═════ Data provided ═════
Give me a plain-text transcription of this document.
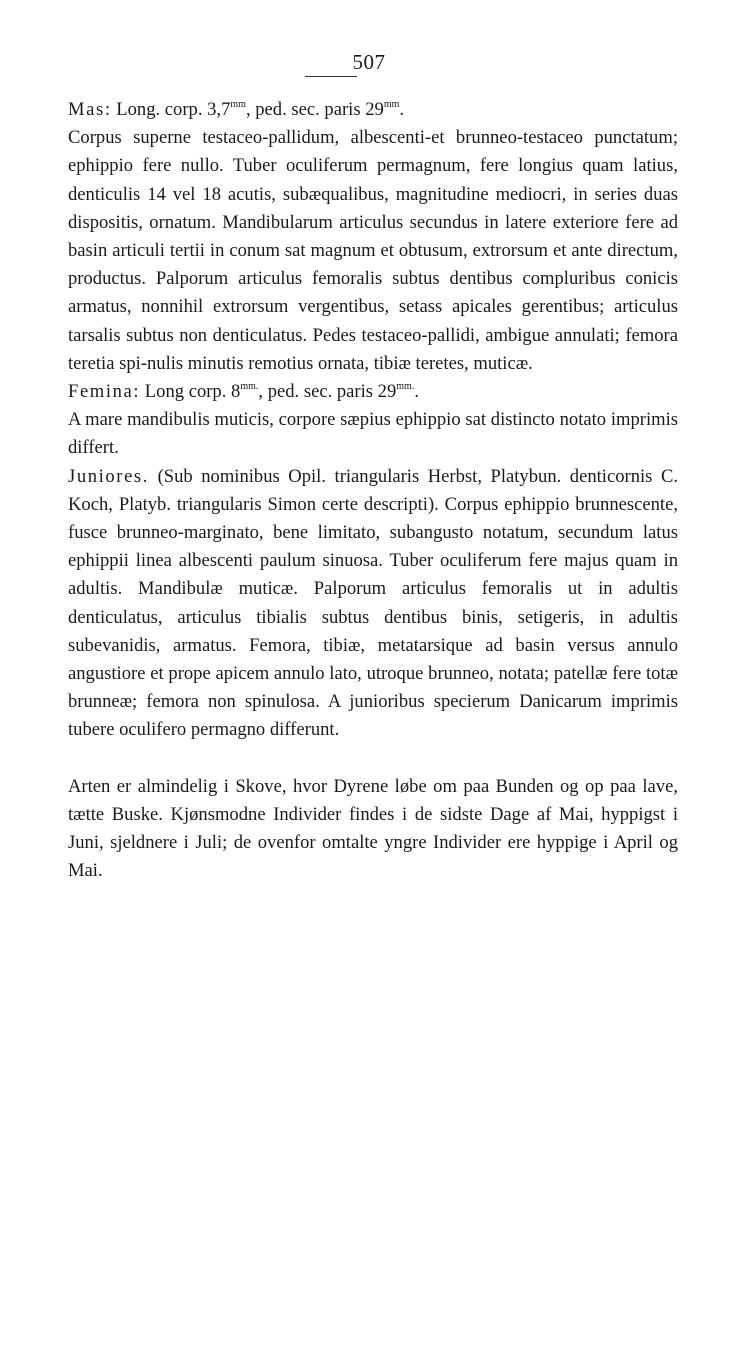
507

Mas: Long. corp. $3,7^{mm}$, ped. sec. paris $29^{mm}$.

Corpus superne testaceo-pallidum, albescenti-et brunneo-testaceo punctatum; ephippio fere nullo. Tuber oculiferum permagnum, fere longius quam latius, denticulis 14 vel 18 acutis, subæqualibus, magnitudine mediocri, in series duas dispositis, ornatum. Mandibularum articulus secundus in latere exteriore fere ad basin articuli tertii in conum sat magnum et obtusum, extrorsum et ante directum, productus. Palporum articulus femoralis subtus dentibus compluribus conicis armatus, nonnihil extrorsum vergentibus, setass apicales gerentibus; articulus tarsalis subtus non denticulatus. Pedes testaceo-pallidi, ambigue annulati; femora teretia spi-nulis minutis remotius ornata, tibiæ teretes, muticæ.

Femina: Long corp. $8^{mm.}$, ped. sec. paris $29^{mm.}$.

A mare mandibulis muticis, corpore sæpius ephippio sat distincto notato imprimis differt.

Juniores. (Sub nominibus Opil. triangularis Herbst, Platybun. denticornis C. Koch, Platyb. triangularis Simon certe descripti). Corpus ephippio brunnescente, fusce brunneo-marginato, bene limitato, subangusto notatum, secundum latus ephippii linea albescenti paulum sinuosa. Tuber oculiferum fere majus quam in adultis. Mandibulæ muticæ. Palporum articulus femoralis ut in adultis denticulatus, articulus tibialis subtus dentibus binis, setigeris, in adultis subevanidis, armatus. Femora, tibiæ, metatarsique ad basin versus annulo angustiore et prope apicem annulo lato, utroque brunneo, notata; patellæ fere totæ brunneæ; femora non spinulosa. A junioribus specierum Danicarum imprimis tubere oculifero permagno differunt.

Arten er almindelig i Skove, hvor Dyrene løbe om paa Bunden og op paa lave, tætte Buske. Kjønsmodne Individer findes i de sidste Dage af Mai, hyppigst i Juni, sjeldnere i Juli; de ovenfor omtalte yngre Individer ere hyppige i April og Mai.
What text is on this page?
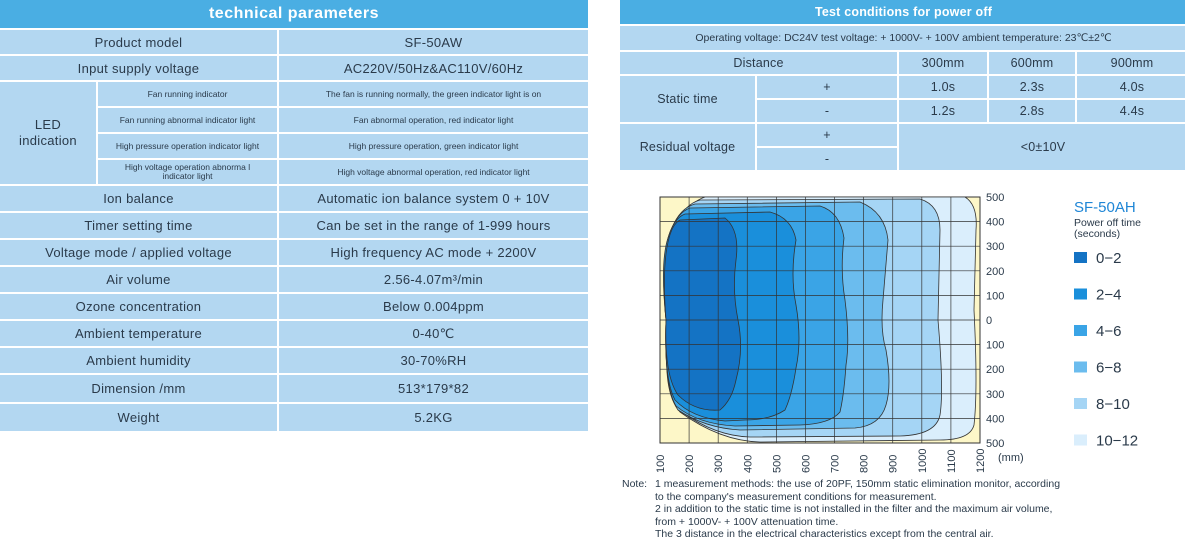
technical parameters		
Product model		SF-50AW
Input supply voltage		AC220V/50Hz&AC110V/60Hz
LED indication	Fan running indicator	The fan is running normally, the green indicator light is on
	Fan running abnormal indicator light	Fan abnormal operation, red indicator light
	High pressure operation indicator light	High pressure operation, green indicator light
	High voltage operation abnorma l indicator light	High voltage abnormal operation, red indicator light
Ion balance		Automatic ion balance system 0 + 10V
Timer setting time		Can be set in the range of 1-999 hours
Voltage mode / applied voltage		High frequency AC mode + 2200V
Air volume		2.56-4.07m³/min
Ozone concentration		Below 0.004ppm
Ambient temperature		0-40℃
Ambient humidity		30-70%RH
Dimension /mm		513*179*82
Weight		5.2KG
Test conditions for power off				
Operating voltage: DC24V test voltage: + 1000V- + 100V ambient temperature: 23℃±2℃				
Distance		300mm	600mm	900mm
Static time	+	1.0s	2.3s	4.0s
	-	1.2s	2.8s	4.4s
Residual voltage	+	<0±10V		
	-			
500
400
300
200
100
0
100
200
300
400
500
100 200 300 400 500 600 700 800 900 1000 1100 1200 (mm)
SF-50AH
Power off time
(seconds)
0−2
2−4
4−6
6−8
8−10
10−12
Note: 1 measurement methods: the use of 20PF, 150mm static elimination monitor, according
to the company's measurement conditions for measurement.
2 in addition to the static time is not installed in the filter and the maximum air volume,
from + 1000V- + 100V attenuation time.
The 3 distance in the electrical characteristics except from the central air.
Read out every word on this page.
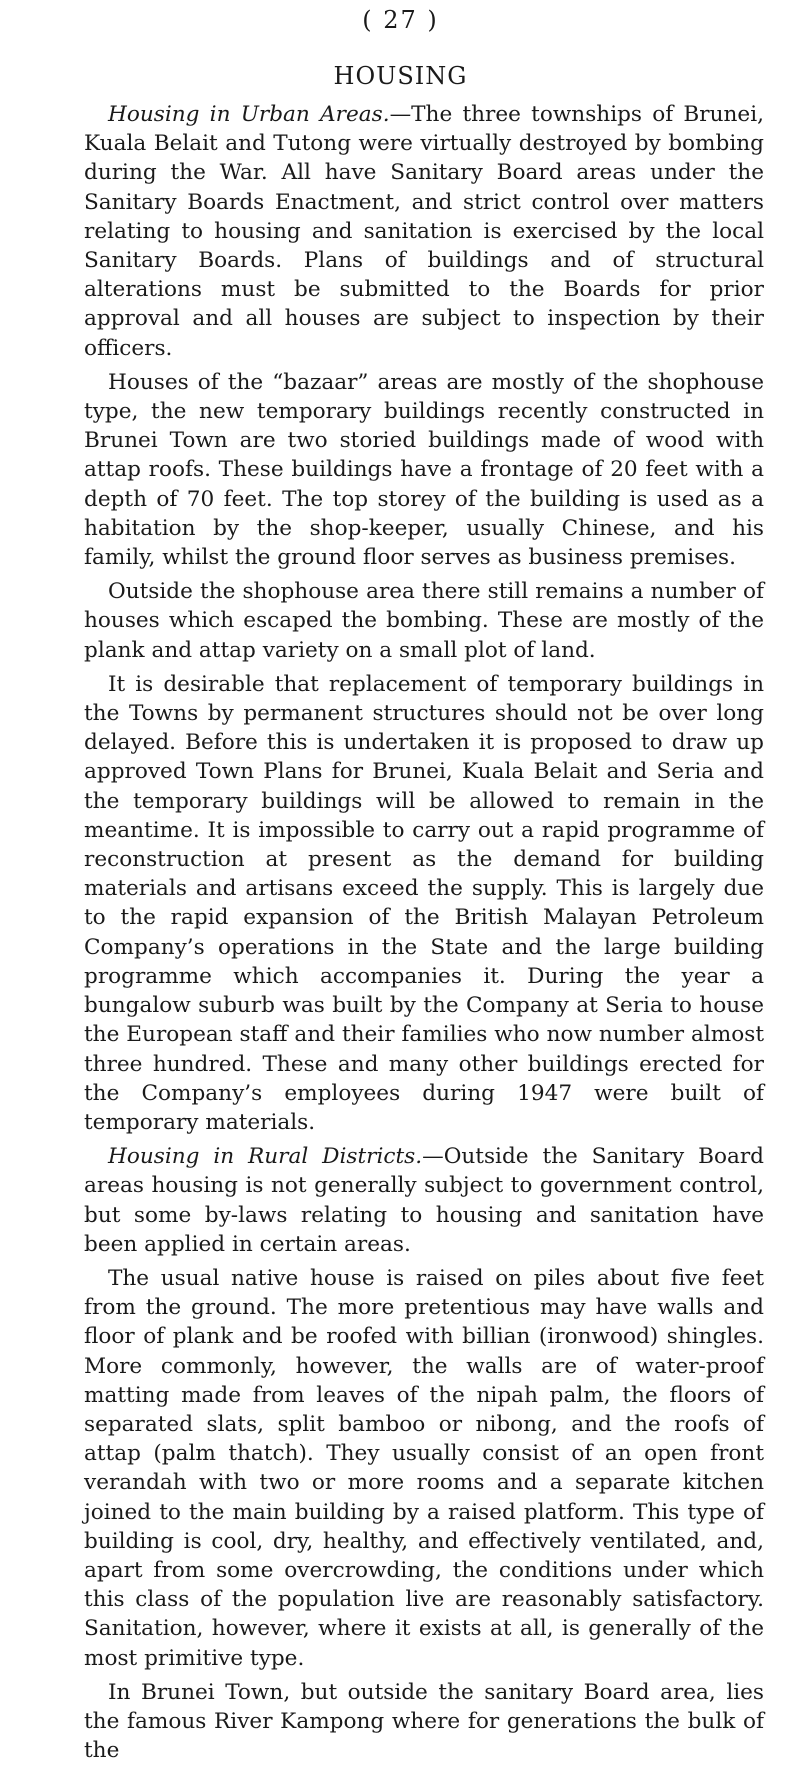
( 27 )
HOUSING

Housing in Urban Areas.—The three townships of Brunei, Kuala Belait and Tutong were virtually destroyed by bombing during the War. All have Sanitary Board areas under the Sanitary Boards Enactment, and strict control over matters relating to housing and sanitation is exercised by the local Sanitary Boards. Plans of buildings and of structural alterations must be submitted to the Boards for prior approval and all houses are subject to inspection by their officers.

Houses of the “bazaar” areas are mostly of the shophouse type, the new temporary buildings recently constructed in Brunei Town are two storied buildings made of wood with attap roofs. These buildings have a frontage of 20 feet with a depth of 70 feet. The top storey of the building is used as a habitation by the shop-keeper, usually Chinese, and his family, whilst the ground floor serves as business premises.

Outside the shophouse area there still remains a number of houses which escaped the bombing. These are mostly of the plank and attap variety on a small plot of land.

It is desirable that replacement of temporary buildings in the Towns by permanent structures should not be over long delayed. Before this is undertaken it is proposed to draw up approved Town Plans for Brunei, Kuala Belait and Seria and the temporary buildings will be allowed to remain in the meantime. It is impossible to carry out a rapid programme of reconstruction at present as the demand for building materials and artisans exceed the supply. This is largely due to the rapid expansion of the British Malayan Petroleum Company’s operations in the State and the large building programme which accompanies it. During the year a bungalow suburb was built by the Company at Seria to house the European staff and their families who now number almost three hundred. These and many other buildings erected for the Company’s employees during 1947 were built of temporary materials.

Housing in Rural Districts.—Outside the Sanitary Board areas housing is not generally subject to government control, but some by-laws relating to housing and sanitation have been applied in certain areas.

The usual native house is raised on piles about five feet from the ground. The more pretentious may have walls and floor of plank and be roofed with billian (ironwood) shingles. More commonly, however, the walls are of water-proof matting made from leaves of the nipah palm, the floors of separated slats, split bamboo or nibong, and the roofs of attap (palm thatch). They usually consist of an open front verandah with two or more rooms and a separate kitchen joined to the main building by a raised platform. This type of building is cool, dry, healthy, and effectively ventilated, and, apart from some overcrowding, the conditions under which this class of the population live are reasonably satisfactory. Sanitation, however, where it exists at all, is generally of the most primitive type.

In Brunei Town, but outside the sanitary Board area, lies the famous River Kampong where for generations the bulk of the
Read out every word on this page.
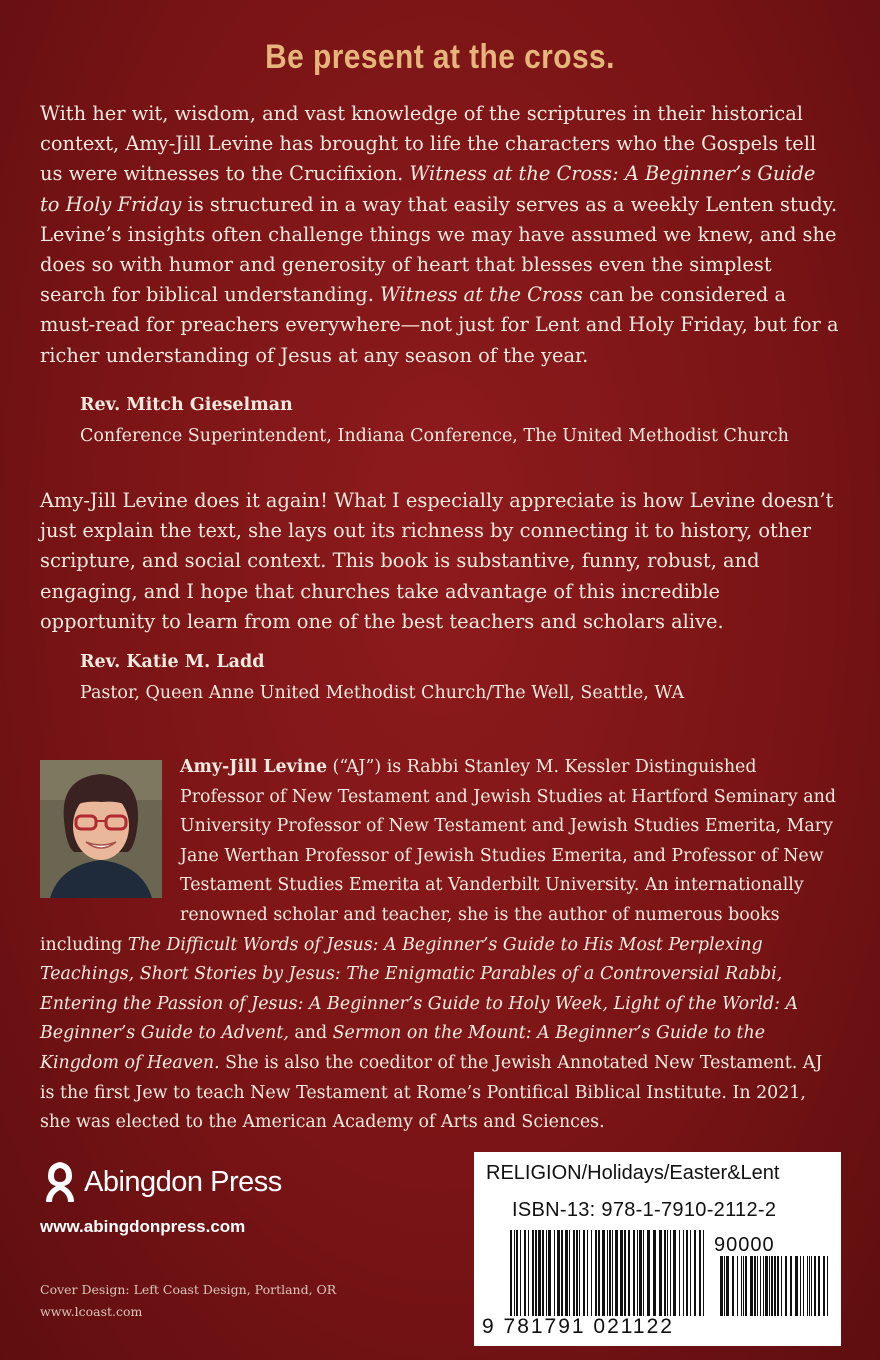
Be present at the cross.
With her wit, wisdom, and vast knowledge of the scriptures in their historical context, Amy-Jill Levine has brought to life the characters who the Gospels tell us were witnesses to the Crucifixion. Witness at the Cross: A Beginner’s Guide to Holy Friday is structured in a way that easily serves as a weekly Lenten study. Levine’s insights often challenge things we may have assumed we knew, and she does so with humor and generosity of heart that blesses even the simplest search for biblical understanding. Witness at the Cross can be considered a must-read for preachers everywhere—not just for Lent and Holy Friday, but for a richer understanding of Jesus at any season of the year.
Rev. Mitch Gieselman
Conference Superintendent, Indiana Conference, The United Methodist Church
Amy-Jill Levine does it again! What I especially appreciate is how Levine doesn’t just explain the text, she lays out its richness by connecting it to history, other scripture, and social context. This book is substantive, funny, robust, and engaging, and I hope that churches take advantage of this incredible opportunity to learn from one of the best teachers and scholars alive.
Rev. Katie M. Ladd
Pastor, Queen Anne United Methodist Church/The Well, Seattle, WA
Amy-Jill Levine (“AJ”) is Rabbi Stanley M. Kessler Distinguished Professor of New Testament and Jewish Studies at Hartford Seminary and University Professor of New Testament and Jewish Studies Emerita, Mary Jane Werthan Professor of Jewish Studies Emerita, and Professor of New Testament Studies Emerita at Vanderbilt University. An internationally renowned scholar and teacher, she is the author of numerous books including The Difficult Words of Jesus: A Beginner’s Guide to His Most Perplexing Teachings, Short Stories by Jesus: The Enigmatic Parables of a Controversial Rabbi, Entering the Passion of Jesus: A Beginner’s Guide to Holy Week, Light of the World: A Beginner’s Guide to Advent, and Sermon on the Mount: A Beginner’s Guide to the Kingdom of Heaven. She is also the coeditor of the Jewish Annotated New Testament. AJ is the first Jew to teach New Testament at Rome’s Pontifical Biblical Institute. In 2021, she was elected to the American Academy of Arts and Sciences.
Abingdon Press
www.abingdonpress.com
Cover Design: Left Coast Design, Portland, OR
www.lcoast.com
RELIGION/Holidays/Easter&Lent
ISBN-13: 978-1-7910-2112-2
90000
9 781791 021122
═════
Your objective
Restate every record exactly, please; do not copy the pictures.

Exercise answer
Give me a plain-text transcription of this document.
507

Mas: Long. corp. $3,7^{mm}$, ped. sec. paris $29^{mm}$.

Corpus superne testaceo-pallidum, albescenti-et brunneo-testaceo punctatum; ephippio fere nullo. Tuber oculiferum permagnum, fere longius quam latius, denticulis 14 vel 18 acutis, subæqualibus, magnitudine mediocri, in series duas dispositis, ornatum. Mandibularum articulus secundus in latere exteriore fere ad basin articuli tertii in conum sat magnum et obtusum, extrorsum et ante directum, productus. Palporum articulus femoralis subtus dentibus compluribus conicis armatus, nonnihil extrorsum vergentibus, setass apicales gerentibus; articulus tarsalis subtus non denticulatus. Pedes testaceo-pallidi, ambigue annulati; femora teretia spi-nulis minutis remotius ornata, tibiæ teretes, muticæ.

Femina: Long corp. $8^{mm.}$, ped. sec. paris $29^{mm.}$.

A mare mandibulis muticis, corpore sæpius ephippio sat distincto notato imprimis differt.

Juniores. (Sub nominibus Opil. triangularis Herbst, Platybun. denticornis C. Koch, Platyb. triangularis Simon certe descripti). Corpus ephippio brunnescente, fusce brunneo-marginato, bene limitato, subangusto notatum, secundum latus ephippii linea albescenti paulum sinuosa. Tuber oculiferum fere majus quam in adultis. Mandibulæ muticæ. Palporum articulus femoralis ut in adultis denticulatus, articulus tibialis subtus dentibus binis, setigeris, in adultis subevanidis, armatus. Femora, tibiæ, metatarsique ad basin versus annulo angustiore et prope apicem annulo lato, utroque brunneo, notata; patellæ fere totæ brunneæ; femora non spinulosa. A junioribus specierum Danicarum imprimis tubere oculifero permagno differunt.

Arten er almindelig i Skove, hvor Dyrene løbe om paa Bunden og op paa lave, tætte Buske. Kjønsmodne Individer findes i de sidste Dage af Mai, hyppigst i Juni, sjeldnere i Juli; de ovenfor omtalte yngre Individer ere hyppige i April og Mai.
What text is on this page?
technical parameters		
Product model		SF-50AW
Input supply voltage		AC220V/50Hz&AC110V/60Hz
LED indication	Fan running indicator	The fan is running normally, the green indicator light is on
	Fan running abnormal indicator light	Fan abnormal operation, red indicator light
	High pressure operation indicator light	High pressure operation, green indicator light
	High voltage operation abnorma l indicator light	High voltage abnormal operation, red indicator light
Ion balance		Automatic ion balance system 0 + 10V
Timer setting time		Can be set in the range of 1-999 hours
Voltage mode / applied voltage		High frequency AC mode + 2200V
Air volume		2.56-4.07m³/min
Ozone concentration		Below 0.004ppm
Ambient temperature		0-40℃
Ambient humidity		30-70%RH
Dimension /mm		513*179*82
Weight		5.2KG
Test conditions for power off				
Operating voltage: DC24V test voltage: + 1000V- + 100V ambient temperature: 23℃±2℃				
Distance		300mm	600mm	900mm
Static time	+	1.0s	2.3s	4.0s
	-	1.2s	2.8s	4.4s
Residual voltage	+	<0±10V		
	-			
500
400
300
200
100
0
100
200
300
400
500
100 200 300 400 500 600 700 800 900 1000 1100 1200 (mm)
SF-50AH
Power off time
(seconds)
0−2
2−4
4−6
6−8
8−10
10−12
Note: 1 measurement methods: the use of 20PF, 150mm static elimination monitor, according
to the company's measurement conditions for measurement.
2 in addition to the static time is not installed in the filter and the maximum air volume,
from + 1000V- + 100V attenuation time.
The 3 distance in the electrical characteristics except from the central air.
Read out every word on this page.
( 27 )
HOUSING

Housing in Urban Areas.—The three townships of Brunei, Kuala Belait and Tutong were virtually destroyed by bombing during the War. All have Sanitary Board areas under the Sanitary Boards Enactment, and strict control over matters relating to housing and sanitation is exercised by the local Sanitary Boards. Plans of buildings and of structural alterations must be submitted to the Boards for prior approval and all houses are subject to inspection by their officers.

Houses of the “bazaar” areas are mostly of the shophouse type, the new temporary buildings recently constructed in Brunei Town are two storied buildings made of wood with attap roofs. These buildings have a frontage of 20 feet with a depth of 70 feet. The top storey of the building is used as a habitation by the shop-keeper, usually Chinese, and his family, whilst the ground floor serves as business premises.

Outside the shophouse area there still remains a number of houses which escaped the bombing. These are mostly of the plank and attap variety on a small plot of land.

It is desirable that replacement of temporary buildings in the Towns by permanent structures should not be over long delayed. Before this is undertaken it is proposed to draw up approved Town Plans for Brunei, Kuala Belait and Seria and the temporary buildings will be allowed to remain in the meantime. It is impossible to carry out a rapid programme of reconstruction at present as the demand for building materials and artisans exceed the supply. This is largely due to the rapid expansion of the British Malayan Petroleum Company’s operations in the State and the large building programme which accompanies it. During the year a bungalow suburb was built by the Company at Seria to house the European staff and their families who now number almost three hundred. These and many other buildings erected for the Company’s employees during 1947 were built of temporary materials.

Housing in Rural Districts.—Outside the Sanitary Board areas housing is not generally subject to government control, but some by-laws relating to housing and sanitation have been applied in certain areas.

The usual native house is raised on piles about five feet from the ground. The more pretentious may have walls and floor of plank and be roofed with billian (ironwood) shingles. More commonly, however, the walls are of water-proof matting made from leaves of the nipah palm, the floors of separated slats, split bamboo or nibong, and the roofs of attap (palm thatch). They usually consist of an open front verandah with two or more rooms and a separate kitchen joined to the main building by a raised platform. This type of building is cool, dry, healthy, and effectively ventilated, and, apart from some overcrowding, the conditions under which this class of the population live are reasonably satisfactory. Sanitation, however, where it exists at all, is generally of the most primitive type.

In Brunei Town, but outside the sanitary Board area, lies the famous River Kampong where for generations the bulk of the
Read out every word on this page.
Be present at the cross.
With her wit, wisdom, and vast knowledge of the scriptures in their historical context, Amy-Jill Levine has brought to life the characters who the Gospels tell us were witnesses to the Crucifixion. Witness at the Cross: A Beginner’s Guide to Holy Friday is structured in a way that easily serves as a weekly Lenten study. Levine’s insights often challenge things we may have assumed we knew, and she does so with humor and generosity of heart that blesses even the simplest search for biblical understanding. Witness at the Cross can be considered a must-read for preachers everywhere—not just for Lent and Holy Friday, but for a richer understanding of Jesus at any season of the year.
Rev. Mitch Gieselman
Conference Superintendent, Indiana Conference, The United Methodist Church
Amy-Jill Levine does it again! What I especially appreciate is how Levine doesn’t just explain the text, she lays out its richness by connecting it to history, other scripture, and social context. This book is substantive, funny, robust, and engaging, and I hope that churches take advantage of this incredible opportunity to learn from one of the best teachers and scholars alive.
Rev. Katie M. Ladd
Pastor, Queen Anne United Methodist Church/The Well, Seattle, WA
Amy-Jill Levine (“AJ”) is Rabbi Stanley M. Kessler Distinguished Professor of New Testament and Jewish Studies at Hartford Seminary and University Professor of New Testament and Jewish Studies Emerita, Mary Jane Werthan Professor of Jewish Studies Emerita, and Professor of New Testament Studies Emerita at Vanderbilt University. An internationally renowned scholar and teacher, she is the author of numerous books including The Difficult Words of Jesus: A Beginner’s Guide to His Most Perplexing Teachings, Short Stories by Jesus: The Enigmatic Parables of a Controversial Rabbi, Entering the Passion of Jesus: A Beginner’s Guide to Holy Week, Light of the World: A Beginner’s Guide to Advent, and Sermon on the Mount: A Beginner’s Guide to the Kingdom of Heaven. She is also the coeditor of the Jewish Annotated New Testament. AJ is the first Jew to teach New Testament at Rome’s Pontifical Biblical Institute. In 2021, she was elected to the American Academy of Arts and Sciences.
Abingdon Press
www.abingdonpress.com
Cover Design: Left Coast Design, Portland, OR
www.lcoast.com
RELIGION/Holidays/Easter&Lent
ISBN-13: 978-1-7910-2112-2
90000
9 781791 021122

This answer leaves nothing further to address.